• [Problem details]:
Reproduce every entry exactly as shown.

** start of Data for processing **

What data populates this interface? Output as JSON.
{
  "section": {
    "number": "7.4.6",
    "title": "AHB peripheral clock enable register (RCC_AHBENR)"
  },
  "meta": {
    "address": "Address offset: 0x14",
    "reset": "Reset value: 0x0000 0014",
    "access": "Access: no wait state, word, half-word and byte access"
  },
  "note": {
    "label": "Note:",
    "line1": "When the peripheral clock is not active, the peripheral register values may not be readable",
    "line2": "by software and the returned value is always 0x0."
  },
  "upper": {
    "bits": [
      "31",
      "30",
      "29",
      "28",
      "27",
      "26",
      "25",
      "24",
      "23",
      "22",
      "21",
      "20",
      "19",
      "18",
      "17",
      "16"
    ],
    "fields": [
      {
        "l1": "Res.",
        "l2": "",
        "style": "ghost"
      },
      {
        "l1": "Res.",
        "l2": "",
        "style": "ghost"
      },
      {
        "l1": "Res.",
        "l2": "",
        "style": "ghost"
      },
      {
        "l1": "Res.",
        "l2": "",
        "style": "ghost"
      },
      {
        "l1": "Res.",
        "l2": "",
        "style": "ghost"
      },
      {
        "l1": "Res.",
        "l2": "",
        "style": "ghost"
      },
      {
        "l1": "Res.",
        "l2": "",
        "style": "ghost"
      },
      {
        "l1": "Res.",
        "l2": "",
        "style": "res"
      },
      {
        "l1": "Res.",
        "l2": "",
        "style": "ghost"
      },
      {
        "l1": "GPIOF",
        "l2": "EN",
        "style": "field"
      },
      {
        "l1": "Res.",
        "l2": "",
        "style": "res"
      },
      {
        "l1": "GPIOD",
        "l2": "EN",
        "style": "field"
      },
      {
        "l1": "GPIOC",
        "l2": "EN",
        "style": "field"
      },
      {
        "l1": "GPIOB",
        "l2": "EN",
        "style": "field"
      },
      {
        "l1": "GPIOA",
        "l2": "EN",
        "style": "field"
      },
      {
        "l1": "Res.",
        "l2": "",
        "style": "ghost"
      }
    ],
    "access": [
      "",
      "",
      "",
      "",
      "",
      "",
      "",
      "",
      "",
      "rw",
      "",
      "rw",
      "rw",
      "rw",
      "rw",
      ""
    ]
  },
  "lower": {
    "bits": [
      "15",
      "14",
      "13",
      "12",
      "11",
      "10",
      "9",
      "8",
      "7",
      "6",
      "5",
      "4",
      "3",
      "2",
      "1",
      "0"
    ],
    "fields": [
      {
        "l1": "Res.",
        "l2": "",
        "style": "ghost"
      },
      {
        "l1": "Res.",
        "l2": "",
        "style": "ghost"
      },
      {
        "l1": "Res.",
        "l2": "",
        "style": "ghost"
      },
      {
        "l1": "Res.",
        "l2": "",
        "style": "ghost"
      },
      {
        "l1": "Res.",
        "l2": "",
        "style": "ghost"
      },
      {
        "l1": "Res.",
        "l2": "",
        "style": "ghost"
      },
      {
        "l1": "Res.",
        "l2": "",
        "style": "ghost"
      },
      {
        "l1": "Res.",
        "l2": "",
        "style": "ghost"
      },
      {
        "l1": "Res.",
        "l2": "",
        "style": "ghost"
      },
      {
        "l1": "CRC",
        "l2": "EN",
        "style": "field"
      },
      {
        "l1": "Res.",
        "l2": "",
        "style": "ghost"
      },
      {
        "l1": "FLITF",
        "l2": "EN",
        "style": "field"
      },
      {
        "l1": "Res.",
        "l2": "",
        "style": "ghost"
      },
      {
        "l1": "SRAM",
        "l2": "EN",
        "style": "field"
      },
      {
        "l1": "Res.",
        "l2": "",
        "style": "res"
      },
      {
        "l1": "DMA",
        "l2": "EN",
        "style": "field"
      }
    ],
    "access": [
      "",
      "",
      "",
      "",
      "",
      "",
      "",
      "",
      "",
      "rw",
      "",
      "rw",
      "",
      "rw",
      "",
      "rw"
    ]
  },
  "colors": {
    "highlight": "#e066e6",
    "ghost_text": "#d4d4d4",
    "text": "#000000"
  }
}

** end of Data for processing **

• [Solution for this problem]:
What data populates this interface? Output as JSON.
{
  "section": {
    "number": "7.4.6",
    "title": "AHB peripheral clock enable register (RCC_AHBENR)"
  },
  "meta": {
    "address": "Address offset: 0x14",
    "reset": "Reset value: 0x0000 0014",
    "access": "Access: no wait state, word, half-word and byte access"
  },
  "note": {
    "label": "Note:",
    "line1": "When the peripheral clock is not active, the peripheral register values may not be readable",
    "line2": "by software and the returned value is always 0x0."
  },
  "upper": {
    "bits": [
      "31",
      "30",
      "29",
      "28",
      "27",
      "26",
      "25",
      "24",
      "23",
      "22",
      "21",
      "20",
      "19",
      "18",
      "17",
      "16"
    ],
    "fields": [
      {
        "l1": "Res.",
        "l2": "",
        "style": "ghost"
      },
      {
        "l1": "Res.",
        "l2": "",
        "style": "ghost"
      },
      {
        "l1": "Res.",
        "l2": "",
        "style": "ghost"
      },
      {
        "l1": "Res.",
        "l2": "",
        "style": "ghost"
      },
      {
        "l1": "Res.",
        "l2": "",
        "style": "ghost"
      },
      {
        "l1": "Res.",
        "l2": "",
        "style": "ghost"
      },
      {
        "l1": "Res.",
        "l2": "",
        "style": "ghost"
      },
      {
        "l1": "Res.",
        "l2": "",
        "style": "res"
      },
      {
        "l1": "Res.",
        "l2": "",
        "style": "ghost"
      },
      {
        "l1": "GPIOF",
        "l2": "EN",
        "style": "field"
      },
      {
        "l1": "Res.",
        "l2": "",
        "style": "res"
      },
      {
        "l1": "GPIOD",
        "l2": "EN",
        "style": "field"
      },
      {
        "l1": "GPIOC",
        "l2": "EN",
        "style": "field"
      },
      {
        "l1": "GPIOB",
        "l2": "EN",
        "style": "field"
      },
      {
        "l1": "GPIOA",
        "l2": "EN",
        "style": "field"
      },
      {
        "l1": "Res.",
        "l2": "",
        "style": "ghost"
      }
    ],
    "access": [
      "",
      "",
      "",
      "",
      "",
      "",
      "",
      "",
      "",
      "rw",
      "",
      "rw",
      "rw",
      "rw",
      "rw",
      ""
    ]
  },
  "lower": {
    "bits": [
      "15",
      "14",
      "13",
      "12",
      "11",
      "10",
      "9",
      "8",
      "7",
      "6",
      "5",
      "4",
      "3",
      "2",
      "1",
      "0"
    ],
    "fields": [
      {
        "l1": "Res.",
        "l2": "",
        "style": "ghost"
      },
      {
        "l1": "Res.",
        "l2": "",
        "style": "ghost"
      },
      {
        "l1": "Res.",
        "l2": "",
        "style": "ghost"
      },
      {
        "l1": "Res.",
        "l2": "",
        "style": "ghost"
      },
      {
        "l1": "Res.",
        "l2": "",
        "style": "ghost"
      },
      {
        "l1": "Res.",
        "l2": "",
        "style": "ghost"
      },
      {
        "l1": "Res.",
        "l2": "",
        "style": "ghost"
      },
      {
        "l1": "Res.",
        "l2": "",
        "style": "ghost"
      },
      {
        "l1": "Res.",
        "l2": "",
        "style": "ghost"
      },
      {
        "l1": "CRC",
        "l2": "EN",
        "style": "field"
      },
      {
        "l1": "Res.",
        "l2": "",
        "style": "ghost"
      },
      {
        "l1": "FLITF",
        "l2": "EN",
        "style": "field"
      },
      {
        "l1": "Res.",
        "l2": "",
        "style": "ghost"
      },
      {
        "l1": "SRAM",
        "l2": "EN",
        "style": "field"
      },
      {
        "l1": "Res.",
        "l2": "",
        "style": "res"
      },
      {
        "l1": "DMA",
        "l2": "EN",
        "style": "field"
      }
    ],
    "access": [
      "",
      "",
      "",
      "",
      "",
      "",
      "",
      "",
      "",
      "rw",
      "",
      "rw",
      "",
      "rw",
      "",
      "rw"
    ]
  },
  "colors": {
    "highlight": "#e066e6",
    "ghost_text": "#d4d4d4",
    "text": "#000000"
  }
}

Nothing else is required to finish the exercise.